→ **YOUR TASK**:
Please output the records below in full, exactly as given, but without the images.

→ **DATA IN THIS EXERCISE**:
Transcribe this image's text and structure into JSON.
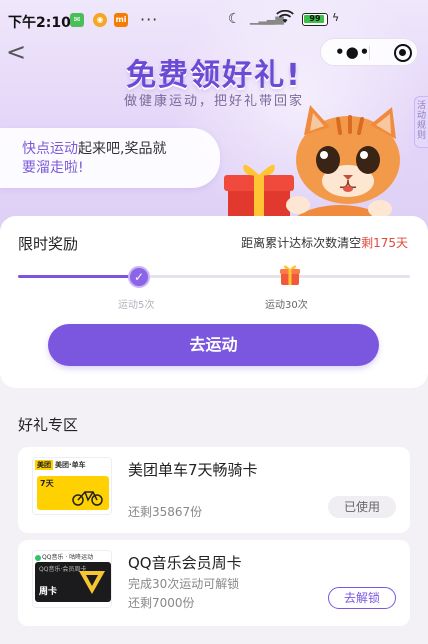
{
  "status_bar": {
    "time": "下午2:10",
    "app_icons": [
      "wechat-icon",
      "weibo-icon",
      "mi-icon"
    ],
    "more": "···",
    "battery": "99",
    "battery_level": 0.99
  },
  "header": {
    "back": "<",
    "title": "免费领好礼!",
    "subtitle": "做健康运动，把好礼带回家",
    "rules_tab": "活动规则"
  },
  "speech": {
    "highlight": "快点运动",
    "line1_rest": "起来吧,奖品就",
    "line2": "要溜走啦!"
  },
  "reward": {
    "title": "限时奖励",
    "note_prefix": "距离累计达标次数清空",
    "note_days": "剩175天",
    "progress_fraction": 0.3,
    "milestones": [
      {
        "label": "运动5次",
        "status": "done"
      },
      {
        "label": "运动30次",
        "status": "gift"
      }
    ],
    "button": "去运动"
  },
  "gifts": {
    "section_title": "好礼专区",
    "items": [
      {
        "name": "美团单车7天畅骑卡",
        "remain": "还剩35867份",
        "button": "已使用",
        "thumb_brand": "美团·单车",
        "thumb_text": "7天"
      },
      {
        "name": "QQ音乐会员周卡",
        "condition": "完成30次运动可解锁",
        "remain": "还剩7000份",
        "button": "去解锁",
        "thumb_brand": "QQ音乐 · 咕咚运动",
        "thumb_text": "QQ音乐·会员周卡",
        "thumb_week": "周卡"
      }
    ]
  },
  "colors": {
    "accent": "#7b56df",
    "highlight_red": "#e0493b"
  }
}
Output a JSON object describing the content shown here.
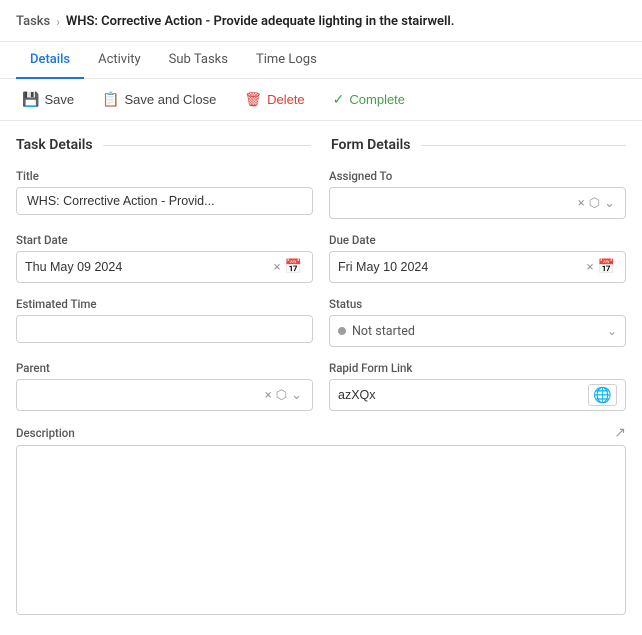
{
  "breadcrumb": {
    "tasks_label": "Tasks",
    "separator": "›",
    "current": "WHS: Corrective Action - Provide adequate lighting in the stairwell."
  },
  "tabs": [
    {
      "id": "details",
      "label": "Details",
      "active": true
    },
    {
      "id": "activity",
      "label": "Activity",
      "active": false
    },
    {
      "id": "subtasks",
      "label": "Sub Tasks",
      "active": false
    },
    {
      "id": "timelogs",
      "label": "Time Logs",
      "active": false
    }
  ],
  "toolbar": {
    "save": "Save",
    "save_and_close": "Save and Close",
    "delete": "Delete",
    "complete": "Complete"
  },
  "task_details_header": "Task Details",
  "form_details_header": "Form Details",
  "fields": {
    "title_label": "Title",
    "title_value": "WHS: Corrective Action - Provid...",
    "assigned_to_label": "Assigned To",
    "assigned_to_value": "",
    "start_date_label": "Start Date",
    "start_date_value": "Thu May 09 2024",
    "due_date_label": "Due Date",
    "due_date_value": "Fri May 10 2024",
    "estimated_time_label": "Estimated Time",
    "estimated_time_value": "",
    "status_label": "Status",
    "status_value": "Not started",
    "parent_label": "Parent",
    "parent_value": "",
    "rapid_form_label": "Rapid Form Link",
    "rapid_form_value": "azXQx",
    "description_label": "Description",
    "description_value": ""
  },
  "icons": {
    "save": "💾",
    "save_close": "📋",
    "delete": "🗑",
    "complete_check": "✓",
    "clear_x": "×",
    "open_link": "↗",
    "dropdown": "⌄",
    "calendar": "📅",
    "globe": "🌐",
    "expand": "↗"
  },
  "colors": {
    "active_tab": "#1a73e8",
    "delete": "#e53935",
    "complete": "#43a047",
    "status_dot": "#9e9e9e"
  }
}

→ **REPLY TO THE TASK**:
Transcribe this image's text and structure into JSON.
{
  "status_bar": {
    "time": "下午2:10",
    "app_icons": [
      "wechat-icon",
      "weibo-icon",
      "mi-icon"
    ],
    "more": "···",
    "battery": "99",
    "battery_level": 0.99
  },
  "header": {
    "back": "<",
    "title": "免费领好礼!",
    "subtitle": "做健康运动，把好礼带回家",
    "rules_tab": "活动规则"
  },
  "speech": {
    "highlight": "快点运动",
    "line1_rest": "起来吧,奖品就",
    "line2": "要溜走啦!"
  },
  "reward": {
    "title": "限时奖励",
    "note_prefix": "距离累计达标次数清空",
    "note_days": "剩175天",
    "progress_fraction": 0.3,
    "milestones": [
      {
        "label": "运动5次",
        "status": "done"
      },
      {
        "label": "运动30次",
        "status": "gift"
      }
    ],
    "button": "去运动"
  },
  "gifts": {
    "section_title": "好礼专区",
    "items": [
      {
        "name": "美团单车7天畅骑卡",
        "remain": "还剩35867份",
        "button": "已使用",
        "thumb_brand": "美团·单车",
        "thumb_text": "7天"
      },
      {
        "name": "QQ音乐会员周卡",
        "condition": "完成30次运动可解锁",
        "remain": "还剩7000份",
        "button": "去解锁",
        "thumb_brand": "QQ音乐 · 咕咚运动",
        "thumb_text": "QQ音乐·会员周卡",
        "thumb_week": "周卡"
      }
    ]
  },
  "colors": {
    "accent": "#7b56df",
    "highlight_red": "#e0493b"
  }
}
Output a JSON object describing the content shown here.
{
  "breadcrumb": {
    "tasks_label": "Tasks",
    "separator": "›",
    "current": "WHS: Corrective Action - Provide adequate lighting in the stairwell."
  },
  "tabs": [
    {
      "id": "details",
      "label": "Details",
      "active": true
    },
    {
      "id": "activity",
      "label": "Activity",
      "active": false
    },
    {
      "id": "subtasks",
      "label": "Sub Tasks",
      "active": false
    },
    {
      "id": "timelogs",
      "label": "Time Logs",
      "active": false
    }
  ],
  "toolbar": {
    "save": "Save",
    "save_and_close": "Save and Close",
    "delete": "Delete",
    "complete": "Complete"
  },
  "task_details_header": "Task Details",
  "form_details_header": "Form Details",
  "fields": {
    "title_label": "Title",
    "title_value": "WHS: Corrective Action - Provid...",
    "assigned_to_label": "Assigned To",
    "assigned_to_value": "",
    "start_date_label": "Start Date",
    "start_date_value": "Thu May 09 2024",
    "due_date_label": "Due Date",
    "due_date_value": "Fri May 10 2024",
    "estimated_time_label": "Estimated Time",
    "estimated_time_value": "",
    "status_label": "Status",
    "status_value": "Not started",
    "parent_label": "Parent",
    "parent_value": "",
    "rapid_form_label": "Rapid Form Link",
    "rapid_form_value": "azXQx",
    "description_label": "Description",
    "description_value": ""
  },
  "icons": {
    "save": "💾",
    "save_close": "📋",
    "delete": "🗑",
    "complete_check": "✓",
    "clear_x": "×",
    "open_link": "↗",
    "dropdown": "⌄",
    "calendar": "📅",
    "globe": "🌐",
    "expand": "↗"
  },
  "colors": {
    "active_tab": "#1a73e8",
    "delete": "#e53935",
    "complete": "#43a047",
    "status_dot": "#9e9e9e"
  }
}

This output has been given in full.